Your objective:
All of the data needs to be repeated exactly.

----- Supplied information

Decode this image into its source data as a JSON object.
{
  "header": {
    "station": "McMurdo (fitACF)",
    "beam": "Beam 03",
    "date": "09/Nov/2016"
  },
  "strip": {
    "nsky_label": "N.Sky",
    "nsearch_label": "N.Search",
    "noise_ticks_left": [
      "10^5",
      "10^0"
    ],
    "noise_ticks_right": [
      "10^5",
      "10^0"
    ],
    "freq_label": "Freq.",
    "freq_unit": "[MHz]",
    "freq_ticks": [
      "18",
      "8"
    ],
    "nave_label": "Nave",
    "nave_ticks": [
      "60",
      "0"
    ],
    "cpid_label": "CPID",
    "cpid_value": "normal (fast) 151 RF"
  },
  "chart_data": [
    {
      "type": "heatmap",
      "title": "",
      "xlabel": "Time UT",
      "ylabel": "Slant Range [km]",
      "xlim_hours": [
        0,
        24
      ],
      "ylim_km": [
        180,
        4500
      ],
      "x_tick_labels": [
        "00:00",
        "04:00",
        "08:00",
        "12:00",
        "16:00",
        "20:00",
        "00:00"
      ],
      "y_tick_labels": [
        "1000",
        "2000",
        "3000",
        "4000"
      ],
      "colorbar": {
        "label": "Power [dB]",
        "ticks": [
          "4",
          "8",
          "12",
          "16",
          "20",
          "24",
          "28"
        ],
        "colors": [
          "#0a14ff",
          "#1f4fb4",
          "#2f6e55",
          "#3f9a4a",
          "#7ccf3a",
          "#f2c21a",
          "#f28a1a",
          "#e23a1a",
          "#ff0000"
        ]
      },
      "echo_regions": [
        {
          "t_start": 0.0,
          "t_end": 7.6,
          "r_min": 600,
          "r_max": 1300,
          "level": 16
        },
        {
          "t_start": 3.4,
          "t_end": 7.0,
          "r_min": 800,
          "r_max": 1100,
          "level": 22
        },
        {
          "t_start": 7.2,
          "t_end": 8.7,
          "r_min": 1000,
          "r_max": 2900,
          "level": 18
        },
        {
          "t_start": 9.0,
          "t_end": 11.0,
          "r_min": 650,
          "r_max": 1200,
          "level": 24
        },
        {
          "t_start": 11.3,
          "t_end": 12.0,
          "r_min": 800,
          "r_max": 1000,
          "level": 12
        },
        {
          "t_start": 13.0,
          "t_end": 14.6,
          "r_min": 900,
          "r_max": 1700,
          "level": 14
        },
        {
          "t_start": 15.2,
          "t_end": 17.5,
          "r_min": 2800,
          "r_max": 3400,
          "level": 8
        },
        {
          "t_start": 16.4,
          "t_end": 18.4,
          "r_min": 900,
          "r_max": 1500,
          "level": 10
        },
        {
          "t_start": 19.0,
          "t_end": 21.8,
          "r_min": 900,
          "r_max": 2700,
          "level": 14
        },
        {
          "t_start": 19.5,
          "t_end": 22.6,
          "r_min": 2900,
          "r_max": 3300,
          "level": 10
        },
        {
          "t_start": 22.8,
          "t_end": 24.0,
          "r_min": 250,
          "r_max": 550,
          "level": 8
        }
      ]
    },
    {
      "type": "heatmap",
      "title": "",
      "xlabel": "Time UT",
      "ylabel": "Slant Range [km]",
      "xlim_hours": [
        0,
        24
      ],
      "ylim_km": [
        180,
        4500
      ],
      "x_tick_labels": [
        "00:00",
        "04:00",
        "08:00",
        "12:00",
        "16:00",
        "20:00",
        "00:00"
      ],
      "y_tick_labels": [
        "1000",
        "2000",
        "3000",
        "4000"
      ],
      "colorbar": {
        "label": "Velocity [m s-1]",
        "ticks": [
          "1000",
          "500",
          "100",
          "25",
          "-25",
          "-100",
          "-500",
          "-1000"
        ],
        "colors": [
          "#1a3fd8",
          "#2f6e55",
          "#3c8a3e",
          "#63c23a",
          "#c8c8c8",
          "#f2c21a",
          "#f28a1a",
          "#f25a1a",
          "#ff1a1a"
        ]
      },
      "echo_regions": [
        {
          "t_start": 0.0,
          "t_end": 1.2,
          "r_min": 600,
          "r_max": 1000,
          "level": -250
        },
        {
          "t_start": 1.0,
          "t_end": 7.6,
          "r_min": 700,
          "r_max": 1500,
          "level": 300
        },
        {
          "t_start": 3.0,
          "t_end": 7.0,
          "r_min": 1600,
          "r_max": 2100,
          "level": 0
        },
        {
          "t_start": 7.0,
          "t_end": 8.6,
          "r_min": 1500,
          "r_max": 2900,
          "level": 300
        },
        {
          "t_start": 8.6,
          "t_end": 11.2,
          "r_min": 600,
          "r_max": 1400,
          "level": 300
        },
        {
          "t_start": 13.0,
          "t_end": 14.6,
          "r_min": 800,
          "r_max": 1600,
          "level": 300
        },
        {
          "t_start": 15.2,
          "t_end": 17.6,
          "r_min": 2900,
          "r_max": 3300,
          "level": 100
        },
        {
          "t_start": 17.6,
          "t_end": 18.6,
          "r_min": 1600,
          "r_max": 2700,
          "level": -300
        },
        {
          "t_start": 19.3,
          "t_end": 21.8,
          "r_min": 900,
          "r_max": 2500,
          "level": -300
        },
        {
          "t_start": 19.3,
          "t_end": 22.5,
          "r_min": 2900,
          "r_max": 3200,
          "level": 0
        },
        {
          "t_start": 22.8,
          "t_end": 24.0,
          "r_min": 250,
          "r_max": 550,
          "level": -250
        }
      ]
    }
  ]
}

----------

Exercise response:
Decode this image into its source data as a JSON object.
{
  "header": {
    "station": "McMurdo (fitACF)",
    "beam": "Beam 03",
    "date": "09/Nov/2016"
  },
  "strip": {
    "nsky_label": "N.Sky",
    "nsearch_label": "N.Search",
    "noise_ticks_left": [
      "10^5",
      "10^0"
    ],
    "noise_ticks_right": [
      "10^5",
      "10^0"
    ],
    "freq_label": "Freq.",
    "freq_unit": "[MHz]",
    "freq_ticks": [
      "18",
      "8"
    ],
    "nave_label": "Nave",
    "nave_ticks": [
      "60",
      "0"
    ],
    "cpid_label": "CPID",
    "cpid_value": "normal (fast) 151 RF"
  },
  "chart_data": [
    {
      "type": "heatmap",
      "title": "",
      "xlabel": "Time UT",
      "ylabel": "Slant Range [km]",
      "xlim_hours": [
        0,
        24
      ],
      "ylim_km": [
        180,
        4500
      ],
      "x_tick_labels": [
        "00:00",
        "04:00",
        "08:00",
        "12:00",
        "16:00",
        "20:00",
        "00:00"
      ],
      "y_tick_labels": [
        "1000",
        "2000",
        "3000",
        "4000"
      ],
      "colorbar": {
        "label": "Power [dB]",
        "ticks": [
          "4",
          "8",
          "12",
          "16",
          "20",
          "24",
          "28"
        ],
        "colors": [
          "#0a14ff",
          "#1f4fb4",
          "#2f6e55",
          "#3f9a4a",
          "#7ccf3a",
          "#f2c21a",
          "#f28a1a",
          "#e23a1a",
          "#ff0000"
        ]
      },
      "echo_regions": [
        {
          "t_start": 0.0,
          "t_end": 7.6,
          "r_min": 600,
          "r_max": 1300,
          "level": 16
        },
        {
          "t_start": 3.4,
          "t_end": 7.0,
          "r_min": 800,
          "r_max": 1100,
          "level": 22
        },
        {
          "t_start": 7.2,
          "t_end": 8.7,
          "r_min": 1000,
          "r_max": 2900,
          "level": 18
        },
        {
          "t_start": 9.0,
          "t_end": 11.0,
          "r_min": 650,
          "r_max": 1200,
          "level": 24
        },
        {
          "t_start": 11.3,
          "t_end": 12.0,
          "r_min": 800,
          "r_max": 1000,
          "level": 12
        },
        {
          "t_start": 13.0,
          "t_end": 14.6,
          "r_min": 900,
          "r_max": 1700,
          "level": 14
        },
        {
          "t_start": 15.2,
          "t_end": 17.5,
          "r_min": 2800,
          "r_max": 3400,
          "level": 8
        },
        {
          "t_start": 16.4,
          "t_end": 18.4,
          "r_min": 900,
          "r_max": 1500,
          "level": 10
        },
        {
          "t_start": 19.0,
          "t_end": 21.8,
          "r_min": 900,
          "r_max": 2700,
          "level": 14
        },
        {
          "t_start": 19.5,
          "t_end": 22.6,
          "r_min": 2900,
          "r_max": 3300,
          "level": 10
        },
        {
          "t_start": 22.8,
          "t_end": 24.0,
          "r_min": 250,
          "r_max": 550,
          "level": 8
        }
      ]
    },
    {
      "type": "heatmap",
      "title": "",
      "xlabel": "Time UT",
      "ylabel": "Slant Range [km]",
      "xlim_hours": [
        0,
        24
      ],
      "ylim_km": [
        180,
        4500
      ],
      "x_tick_labels": [
        "00:00",
        "04:00",
        "08:00",
        "12:00",
        "16:00",
        "20:00",
        "00:00"
      ],
      "y_tick_labels": [
        "1000",
        "2000",
        "3000",
        "4000"
      ],
      "colorbar": {
        "label": "Velocity [m s-1]",
        "ticks": [
          "1000",
          "500",
          "100",
          "25",
          "-25",
          "-100",
          "-500",
          "-1000"
        ],
        "colors": [
          "#1a3fd8",
          "#2f6e55",
          "#3c8a3e",
          "#63c23a",
          "#c8c8c8",
          "#f2c21a",
          "#f28a1a",
          "#f25a1a",
          "#ff1a1a"
        ]
      },
      "echo_regions": [
        {
          "t_start": 0.0,
          "t_end": 1.2,
          "r_min": 600,
          "r_max": 1000,
          "level": -250
        },
        {
          "t_start": 1.0,
          "t_end": 7.6,
          "r_min": 700,
          "r_max": 1500,
          "level": 300
        },
        {
          "t_start": 3.0,
          "t_end": 7.0,
          "r_min": 1600,
          "r_max": 2100,
          "level": 0
        },
        {
          "t_start": 7.0,
          "t_end": 8.6,
          "r_min": 1500,
          "r_max": 2900,
          "level": 300
        },
        {
          "t_start": 8.6,
          "t_end": 11.2,
          "r_min": 600,
          "r_max": 1400,
          "level": 300
        },
        {
          "t_start": 13.0,
          "t_end": 14.6,
          "r_min": 800,
          "r_max": 1600,
          "level": 300
        },
        {
          "t_start": 15.2,
          "t_end": 17.6,
          "r_min": 2900,
          "r_max": 3300,
          "level": 100
        },
        {
          "t_start": 17.6,
          "t_end": 18.6,
          "r_min": 1600,
          "r_max": 2700,
          "level": -300
        },
        {
          "t_start": 19.3,
          "t_end": 21.8,
          "r_min": 900,
          "r_max": 2500,
          "level": -300
        },
        {
          "t_start": 19.3,
          "t_end": 22.5,
          "r_min": 2900,
          "r_max": 3200,
          "level": 0
        },
        {
          "t_start": 22.8,
          "t_end": 24.0,
          "r_min": 250,
          "r_max": 550,
          "level": -250
        }
      ]
    }
  ]
}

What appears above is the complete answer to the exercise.